>> BEGIN Extracted records

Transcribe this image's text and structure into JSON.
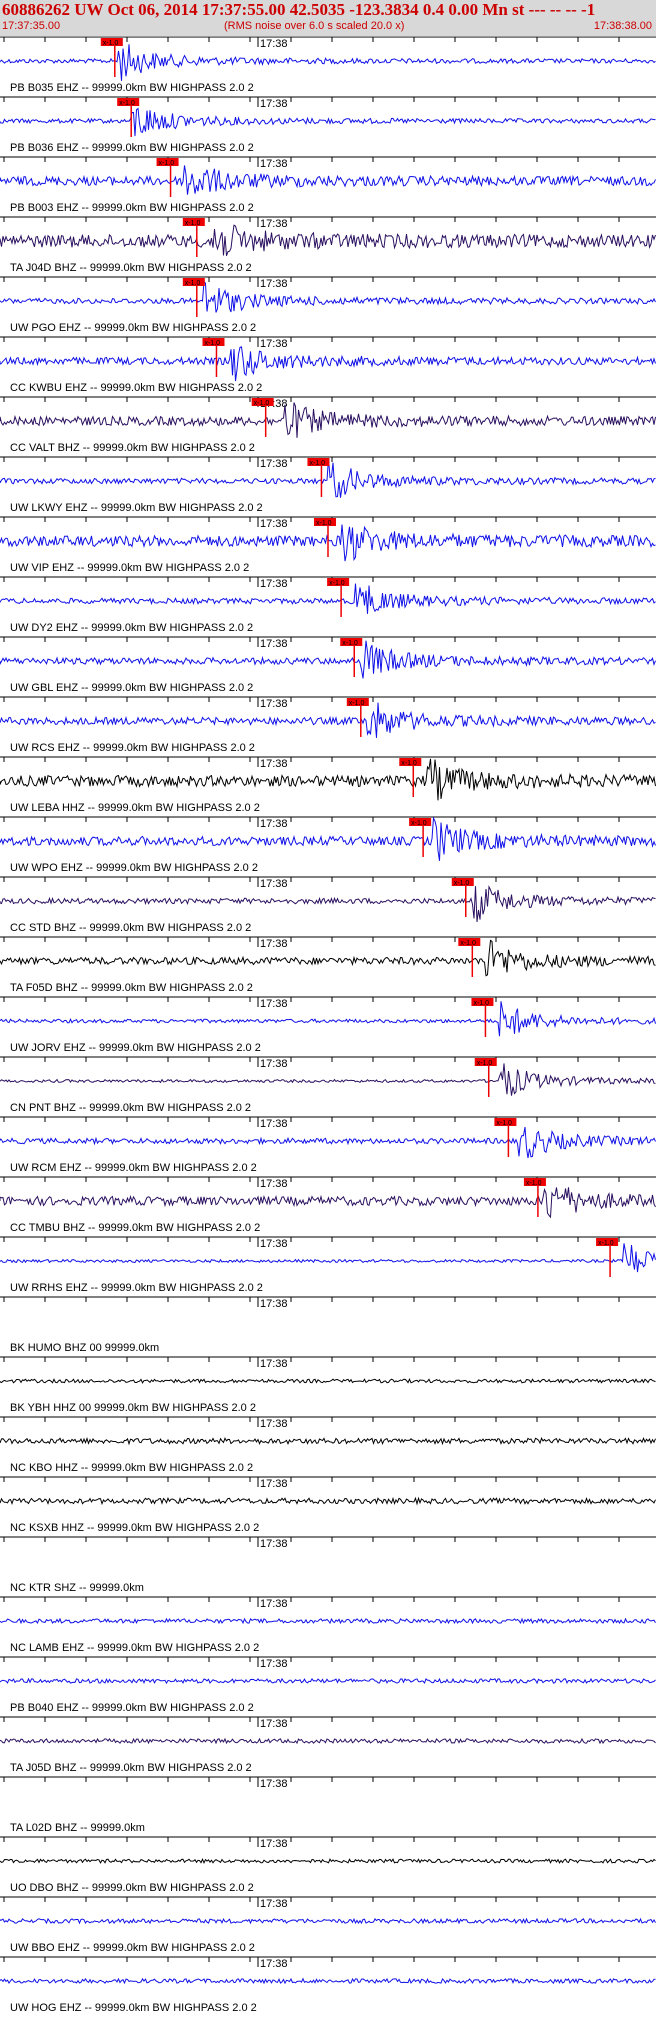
{
  "header": {
    "title": "60886262 UW Oct 06, 2014 17:37:55.00   42.5035 -123.3834  0.4 0.00 Mn st --- -- --  -1",
    "start_time": "17:37:35.00",
    "scale_note": "(RMS noise over 6.0 s scaled 20.0 x)",
    "end_time": "17:38:38.00"
  },
  "tick_label": "17:38",
  "pick_label": "x-1.0",
  "colors": {
    "header_bg": "#d8d8d8",
    "header_text": "#cc0000",
    "pick": "#ee0000",
    "blue": "#1010e8",
    "dark": "#2a1060",
    "black": "#000000"
  },
  "traces": [
    {
      "label": "PB B035 EHZ -- 99999.0km BW  HIGHPASS  2.0  2",
      "color": "blue",
      "amp": 0.12,
      "pick": 0.175,
      "event": 0.18
    },
    {
      "label": "PB B036 EHZ -- 99999.0km BW  HIGHPASS  2.0  2",
      "color": "blue",
      "amp": 0.12,
      "pick": 0.2,
      "event": 0.2
    },
    {
      "label": "PB B003 EHZ -- 99999.0km BW  HIGHPASS  2.0  2",
      "color": "blue",
      "amp": 0.25,
      "pick": 0.26,
      "event": 0.28
    },
    {
      "label": "TA J04D BHZ -- 99999.0km BW  HIGHPASS  2.0  2",
      "color": "dark",
      "amp": 0.35,
      "pick": 0.3,
      "event": 0.32
    },
    {
      "label": "UW PGO EHZ -- 99999.0km BW  HIGHPASS  2.0  2",
      "color": "blue",
      "amp": 0.15,
      "pick": 0.3,
      "event": 0.31
    },
    {
      "label": "CC KWBU EHZ -- 99999.0km BW  HIGHPASS  2.0  2",
      "color": "blue",
      "amp": 0.2,
      "pick": 0.33,
      "event": 0.35
    },
    {
      "label": "CC VALT BHZ -- 99999.0km BW  HIGHPASS  2.0  2",
      "color": "dark",
      "amp": 0.25,
      "pick": 0.405,
      "event": 0.43
    },
    {
      "label": "UW LKWY EHZ -- 99999.0km BW  HIGHPASS  2.0  2",
      "color": "blue",
      "amp": 0.15,
      "pick": 0.49,
      "event": 0.5
    },
    {
      "label": "UW VIP EHZ -- 99999.0km BW  HIGHPASS  2.0  2",
      "color": "blue",
      "amp": 0.3,
      "pick": 0.5,
      "event": 0.52
    },
    {
      "label": "UW DY2 EHZ -- 99999.0km BW  HIGHPASS  2.0  2",
      "color": "blue",
      "amp": 0.15,
      "pick": 0.52,
      "event": 0.54
    },
    {
      "label": "UW GBL EHZ -- 99999.0km BW  HIGHPASS  2.0  2",
      "color": "blue",
      "amp": 0.18,
      "pick": 0.54,
      "event": 0.55
    },
    {
      "label": "UW RCS EHZ -- 99999.0km BW  HIGHPASS  2.0  2",
      "color": "blue",
      "amp": 0.2,
      "pick": 0.55,
      "event": 0.56
    },
    {
      "label": "UW LEBA HHZ -- 99999.0km BW  HIGHPASS  2.0  2",
      "color": "black",
      "amp": 0.3,
      "pick": 0.63,
      "event": 0.65
    },
    {
      "label": "UW WPO EHZ -- 99999.0km BW  HIGHPASS  2.0  2",
      "color": "blue",
      "amp": 0.25,
      "pick": 0.645,
      "event": 0.66
    },
    {
      "label": "CC STD BHZ -- 99999.0km BW  HIGHPASS  2.0  2",
      "color": "dark",
      "amp": 0.15,
      "pick": 0.71,
      "event": 0.72
    },
    {
      "label": "TA F05D BHZ -- 99999.0km BW  HIGHPASS  2.0  2",
      "color": "black",
      "amp": 0.2,
      "pick": 0.72,
      "event": 0.74
    },
    {
      "label": "UW JORV EHZ -- 99999.0km BW  HIGHPASS  2.0  2",
      "color": "blue",
      "amp": 0.1,
      "pick": 0.74,
      "event": 0.76
    },
    {
      "label": "CN PNT BHZ -- 99999.0km BW  HIGHPASS  2.0  2",
      "color": "dark",
      "amp": 0.08,
      "pick": 0.745,
      "event": 0.76
    },
    {
      "label": "UW RCM EHZ -- 99999.0km BW  HIGHPASS  2.0  2",
      "color": "blue",
      "amp": 0.15,
      "pick": 0.775,
      "event": 0.79
    },
    {
      "label": "CC TMBU BHZ -- 99999.0km BW  HIGHPASS  2.0  2",
      "color": "dark",
      "amp": 0.25,
      "pick": 0.82,
      "event": 0.83
    },
    {
      "label": "UW RRHS EHZ -- 99999.0km BW  HIGHPASS  2.0  2",
      "color": "blue",
      "amp": 0.08,
      "pick": 0.93,
      "event": 0.95
    },
    {
      "label": "BK HUMO BHZ 00 99999.0km",
      "color": "none",
      "amp": 0,
      "pick": null,
      "event": null
    },
    {
      "label": "BK YBH HHZ 00 99999.0km BW  HIGHPASS  2.0  2",
      "color": "black",
      "amp": 0.1,
      "pick": null,
      "event": null
    },
    {
      "label": "NC KBO HHZ -- 99999.0km BW  HIGHPASS  2.0  2",
      "color": "black",
      "amp": 0.15,
      "pick": null,
      "event": null
    },
    {
      "label": "NC KSXB HHZ -- 99999.0km BW  HIGHPASS  2.0  2",
      "color": "black",
      "amp": 0.15,
      "pick": null,
      "event": null
    },
    {
      "label": "NC KTR SHZ -- 99999.0km",
      "color": "none",
      "amp": 0,
      "pick": null,
      "event": null
    },
    {
      "label": "NC LAMB EHZ -- 99999.0km BW  HIGHPASS  2.0  2",
      "color": "blue",
      "amp": 0.12,
      "pick": null,
      "event": null
    },
    {
      "label": "PB B040 EHZ -- 99999.0km BW  HIGHPASS  2.0  2",
      "color": "blue",
      "amp": 0.12,
      "pick": null,
      "event": null
    },
    {
      "label": "TA J05D BHZ -- 99999.0km BW  HIGHPASS  2.0  2",
      "color": "dark",
      "amp": 0.12,
      "pick": null,
      "event": null
    },
    {
      "label": "TA L02D BHZ -- 99999.0km",
      "color": "none",
      "amp": 0,
      "pick": null,
      "event": null
    },
    {
      "label": "UO DBO BHZ -- 99999.0km BW  HIGHPASS  2.0  2",
      "color": "black",
      "amp": 0.1,
      "pick": null,
      "event": null
    },
    {
      "label": "UW BBO EHZ -- 99999.0km BW  HIGHPASS  2.0  2",
      "color": "blue",
      "amp": 0.12,
      "pick": null,
      "event": null
    },
    {
      "label": "UW HOG EHZ -- 99999.0km BW  HIGHPASS  2.0  2",
      "color": "blue",
      "amp": 0.12,
      "pick": null,
      "event": null
    }
  ]
}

>> END Extracted records

> _Set problem_: Retype every record above exactly as written, but leave out the pictures.

> _Problem solution_:
Transcribe this image's text and structure into JSON.
{
  "header": {
    "title": "60886262 UW Oct 06, 2014 17:37:55.00   42.5035 -123.3834  0.4 0.00 Mn st --- -- --  -1",
    "start_time": "17:37:35.00",
    "scale_note": "(RMS noise over 6.0 s scaled 20.0 x)",
    "end_time": "17:38:38.00"
  },
  "tick_label": "17:38",
  "pick_label": "x-1.0",
  "colors": {
    "header_bg": "#d8d8d8",
    "header_text": "#cc0000",
    "pick": "#ee0000",
    "blue": "#1010e8",
    "dark": "#2a1060",
    "black": "#000000"
  },
  "traces": [
    {
      "label": "PB B035 EHZ -- 99999.0km BW  HIGHPASS  2.0  2",
      "color": "blue",
      "amp": 0.12,
      "pick": 0.175,
      "event": 0.18
    },
    {
      "label": "PB B036 EHZ -- 99999.0km BW  HIGHPASS  2.0  2",
      "color": "blue",
      "amp": 0.12,
      "pick": 0.2,
      "event": 0.2
    },
    {
      "label": "PB B003 EHZ -- 99999.0km BW  HIGHPASS  2.0  2",
      "color": "blue",
      "amp": 0.25,
      "pick": 0.26,
      "event": 0.28
    },
    {
      "label": "TA J04D BHZ -- 99999.0km BW  HIGHPASS  2.0  2",
      "color": "dark",
      "amp": 0.35,
      "pick": 0.3,
      "event": 0.32
    },
    {
      "label": "UW PGO EHZ -- 99999.0km BW  HIGHPASS  2.0  2",
      "color": "blue",
      "amp": 0.15,
      "pick": 0.3,
      "event": 0.31
    },
    {
      "label": "CC KWBU EHZ -- 99999.0km BW  HIGHPASS  2.0  2",
      "color": "blue",
      "amp": 0.2,
      "pick": 0.33,
      "event": 0.35
    },
    {
      "label": "CC VALT BHZ -- 99999.0km BW  HIGHPASS  2.0  2",
      "color": "dark",
      "amp": 0.25,
      "pick": 0.405,
      "event": 0.43
    },
    {
      "label": "UW LKWY EHZ -- 99999.0km BW  HIGHPASS  2.0  2",
      "color": "blue",
      "amp": 0.15,
      "pick": 0.49,
      "event": 0.5
    },
    {
      "label": "UW VIP EHZ -- 99999.0km BW  HIGHPASS  2.0  2",
      "color": "blue",
      "amp": 0.3,
      "pick": 0.5,
      "event": 0.52
    },
    {
      "label": "UW DY2 EHZ -- 99999.0km BW  HIGHPASS  2.0  2",
      "color": "blue",
      "amp": 0.15,
      "pick": 0.52,
      "event": 0.54
    },
    {
      "label": "UW GBL EHZ -- 99999.0km BW  HIGHPASS  2.0  2",
      "color": "blue",
      "amp": 0.18,
      "pick": 0.54,
      "event": 0.55
    },
    {
      "label": "UW RCS EHZ -- 99999.0km BW  HIGHPASS  2.0  2",
      "color": "blue",
      "amp": 0.2,
      "pick": 0.55,
      "event": 0.56
    },
    {
      "label": "UW LEBA HHZ -- 99999.0km BW  HIGHPASS  2.0  2",
      "color": "black",
      "amp": 0.3,
      "pick": 0.63,
      "event": 0.65
    },
    {
      "label": "UW WPO EHZ -- 99999.0km BW  HIGHPASS  2.0  2",
      "color": "blue",
      "amp": 0.25,
      "pick": 0.645,
      "event": 0.66
    },
    {
      "label": "CC STD BHZ -- 99999.0km BW  HIGHPASS  2.0  2",
      "color": "dark",
      "amp": 0.15,
      "pick": 0.71,
      "event": 0.72
    },
    {
      "label": "TA F05D BHZ -- 99999.0km BW  HIGHPASS  2.0  2",
      "color": "black",
      "amp": 0.2,
      "pick": 0.72,
      "event": 0.74
    },
    {
      "label": "UW JORV EHZ -- 99999.0km BW  HIGHPASS  2.0  2",
      "color": "blue",
      "amp": 0.1,
      "pick": 0.74,
      "event": 0.76
    },
    {
      "label": "CN PNT BHZ -- 99999.0km BW  HIGHPASS  2.0  2",
      "color": "dark",
      "amp": 0.08,
      "pick": 0.745,
      "event": 0.76
    },
    {
      "label": "UW RCM EHZ -- 99999.0km BW  HIGHPASS  2.0  2",
      "color": "blue",
      "amp": 0.15,
      "pick": 0.775,
      "event": 0.79
    },
    {
      "label": "CC TMBU BHZ -- 99999.0km BW  HIGHPASS  2.0  2",
      "color": "dark",
      "amp": 0.25,
      "pick": 0.82,
      "event": 0.83
    },
    {
      "label": "UW RRHS EHZ -- 99999.0km BW  HIGHPASS  2.0  2",
      "color": "blue",
      "amp": 0.08,
      "pick": 0.93,
      "event": 0.95
    },
    {
      "label": "BK HUMO BHZ 00 99999.0km",
      "color": "none",
      "amp": 0,
      "pick": null,
      "event": null
    },
    {
      "label": "BK YBH HHZ 00 99999.0km BW  HIGHPASS  2.0  2",
      "color": "black",
      "amp": 0.1,
      "pick": null,
      "event": null
    },
    {
      "label": "NC KBO HHZ -- 99999.0km BW  HIGHPASS  2.0  2",
      "color": "black",
      "amp": 0.15,
      "pick": null,
      "event": null
    },
    {
      "label": "NC KSXB HHZ -- 99999.0km BW  HIGHPASS  2.0  2",
      "color": "black",
      "amp": 0.15,
      "pick": null,
      "event": null
    },
    {
      "label": "NC KTR SHZ -- 99999.0km",
      "color": "none",
      "amp": 0,
      "pick": null,
      "event": null
    },
    {
      "label": "NC LAMB EHZ -- 99999.0km BW  HIGHPASS  2.0  2",
      "color": "blue",
      "amp": 0.12,
      "pick": null,
      "event": null
    },
    {
      "label": "PB B040 EHZ -- 99999.0km BW  HIGHPASS  2.0  2",
      "color": "blue",
      "amp": 0.12,
      "pick": null,
      "event": null
    },
    {
      "label": "TA J05D BHZ -- 99999.0km BW  HIGHPASS  2.0  2",
      "color": "dark",
      "amp": 0.12,
      "pick": null,
      "event": null
    },
    {
      "label": "TA L02D BHZ -- 99999.0km",
      "color": "none",
      "amp": 0,
      "pick": null,
      "event": null
    },
    {
      "label": "UO DBO BHZ -- 99999.0km BW  HIGHPASS  2.0  2",
      "color": "black",
      "amp": 0.1,
      "pick": null,
      "event": null
    },
    {
      "label": "UW BBO EHZ -- 99999.0km BW  HIGHPASS  2.0  2",
      "color": "blue",
      "amp": 0.12,
      "pick": null,
      "event": null
    },
    {
      "label": "UW HOG EHZ -- 99999.0km BW  HIGHPASS  2.0  2",
      "color": "blue",
      "amp": 0.12,
      "pick": null,
      "event": null
    }
  ]
}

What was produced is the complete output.